Collected data
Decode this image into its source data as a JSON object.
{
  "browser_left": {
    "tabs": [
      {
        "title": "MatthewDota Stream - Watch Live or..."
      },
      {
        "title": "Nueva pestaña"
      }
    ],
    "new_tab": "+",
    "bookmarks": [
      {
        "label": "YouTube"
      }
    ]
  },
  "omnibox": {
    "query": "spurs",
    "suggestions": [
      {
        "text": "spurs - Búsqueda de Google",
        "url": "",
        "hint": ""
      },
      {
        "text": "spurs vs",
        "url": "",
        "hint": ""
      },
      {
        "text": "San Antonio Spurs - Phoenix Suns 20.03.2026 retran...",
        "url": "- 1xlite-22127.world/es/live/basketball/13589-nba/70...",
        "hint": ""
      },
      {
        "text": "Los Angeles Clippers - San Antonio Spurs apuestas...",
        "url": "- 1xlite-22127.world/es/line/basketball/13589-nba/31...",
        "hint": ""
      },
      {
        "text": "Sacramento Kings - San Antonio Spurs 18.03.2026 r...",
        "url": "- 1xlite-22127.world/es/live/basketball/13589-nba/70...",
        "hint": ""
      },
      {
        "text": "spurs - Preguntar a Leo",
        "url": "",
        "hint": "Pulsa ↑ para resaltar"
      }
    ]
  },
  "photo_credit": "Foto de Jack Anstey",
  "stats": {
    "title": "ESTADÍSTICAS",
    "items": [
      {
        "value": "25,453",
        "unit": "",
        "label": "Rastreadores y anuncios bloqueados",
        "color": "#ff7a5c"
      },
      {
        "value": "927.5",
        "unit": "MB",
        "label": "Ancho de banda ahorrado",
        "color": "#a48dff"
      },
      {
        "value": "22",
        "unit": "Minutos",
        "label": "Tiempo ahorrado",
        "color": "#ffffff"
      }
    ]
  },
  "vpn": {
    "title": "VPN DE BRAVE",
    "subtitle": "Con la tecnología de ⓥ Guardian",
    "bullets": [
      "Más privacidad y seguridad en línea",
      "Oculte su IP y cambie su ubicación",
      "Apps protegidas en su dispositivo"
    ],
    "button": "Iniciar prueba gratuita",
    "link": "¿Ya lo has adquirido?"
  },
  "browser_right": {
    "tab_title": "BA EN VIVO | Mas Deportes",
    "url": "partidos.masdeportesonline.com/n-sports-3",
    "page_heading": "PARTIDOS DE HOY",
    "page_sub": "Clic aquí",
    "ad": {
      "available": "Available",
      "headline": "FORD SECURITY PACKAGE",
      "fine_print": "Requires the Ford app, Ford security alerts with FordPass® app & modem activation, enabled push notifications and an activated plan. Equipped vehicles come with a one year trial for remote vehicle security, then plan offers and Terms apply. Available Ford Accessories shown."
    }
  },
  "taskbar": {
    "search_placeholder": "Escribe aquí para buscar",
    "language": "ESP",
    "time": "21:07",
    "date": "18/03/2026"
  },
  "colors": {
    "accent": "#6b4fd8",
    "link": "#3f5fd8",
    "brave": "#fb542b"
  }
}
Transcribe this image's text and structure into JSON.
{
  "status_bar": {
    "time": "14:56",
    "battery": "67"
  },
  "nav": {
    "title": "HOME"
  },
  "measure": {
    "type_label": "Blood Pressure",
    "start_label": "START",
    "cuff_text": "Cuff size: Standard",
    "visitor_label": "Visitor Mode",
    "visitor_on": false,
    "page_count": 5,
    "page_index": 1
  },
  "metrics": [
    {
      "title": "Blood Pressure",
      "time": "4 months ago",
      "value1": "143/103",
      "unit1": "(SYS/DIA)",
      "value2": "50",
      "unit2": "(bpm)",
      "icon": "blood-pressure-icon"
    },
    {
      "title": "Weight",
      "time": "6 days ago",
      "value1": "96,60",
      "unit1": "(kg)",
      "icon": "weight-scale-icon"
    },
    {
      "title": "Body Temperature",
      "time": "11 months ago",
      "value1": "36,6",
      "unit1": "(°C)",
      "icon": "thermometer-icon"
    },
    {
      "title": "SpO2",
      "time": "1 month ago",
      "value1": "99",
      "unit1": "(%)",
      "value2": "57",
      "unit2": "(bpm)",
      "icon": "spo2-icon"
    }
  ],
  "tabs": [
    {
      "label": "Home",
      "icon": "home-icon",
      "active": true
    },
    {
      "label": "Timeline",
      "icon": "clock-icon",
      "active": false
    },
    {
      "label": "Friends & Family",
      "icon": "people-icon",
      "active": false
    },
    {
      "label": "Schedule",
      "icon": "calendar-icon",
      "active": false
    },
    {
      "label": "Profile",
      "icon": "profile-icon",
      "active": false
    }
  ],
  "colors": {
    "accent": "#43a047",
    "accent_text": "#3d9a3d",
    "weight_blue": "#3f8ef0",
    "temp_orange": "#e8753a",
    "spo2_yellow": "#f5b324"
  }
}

WRITTEN REQUEST
Gather all lines from the listing above in which "this" occurs.

RIGHT ANSWER
Decode this image into its source data as a JSON object.
Transcribe this image's text and structure into JSON.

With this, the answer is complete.